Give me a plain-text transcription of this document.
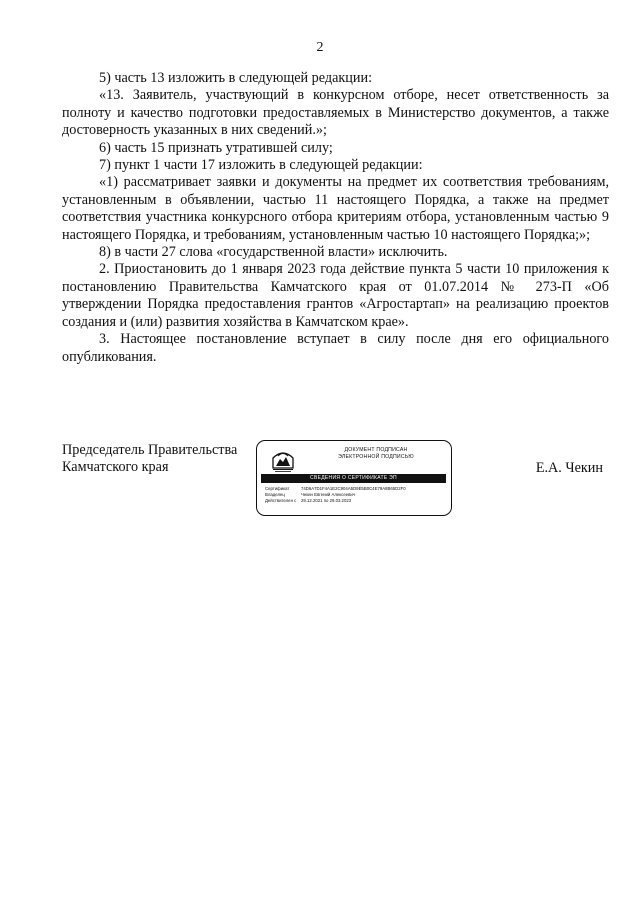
2

5) часть 13 изложить в следующей редакции:

«13. Заявитель, участвующий в конкурсном отборе, несет ответственность за полноту и качество подготовки предоставляемых в Министерство документов, а также достоверность указанных в них сведений.»;

6) часть 15 признать утратившей силу;

7) пункт 1 части 17 изложить в следующей редакции:

«1) рассматривает заявки и документы на предмет их соответствия требованиям, установленным в объявлении, частью 11 настоящего Порядка, а также на предмет соответствия участника конкурсного отбора критериям отбора, установленным частью 9 настоящего Порядка, и требованиям, установленным частью 10 настоящего Порядка;»;

8) в части 27 слова «государственной власти» исключить.

2. Приостановить до 1 января 2023 года действие пункта 5 части 10 приложения к постановлению Правительства Камчатского края от 01.07.2014 № 273-П «Об утверждении Порядка предоставления грантов «Агростартап» на реализацию проектов создания и (или) развития хозяйства в Камчатском крае».

3. Настоящее постановление вступает в силу после дня его официального опубликования.

Председатель Правительства
Камчатского края
ДОКУМЕНТ ПОДПИСАН
ЭЛЕКТРОННОЙ ПОДПИСЬЮ
СВЕДЕНИЯ О СЕРТИФИКАТЕ ЭП
Сертификат	74D6A7D1F4A1E2C904A5D9E5B0C4E79A8B65D2F0
Владелец	Чекин Евгений Алексеевич
Действителен с	29.12.2021 по 29.03.2023
Е.А. Чекин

Task requirements
Check each line of the data above for the word "также" and say how many lines contain it, giving nothing besides the number.

Solution to this exercise
2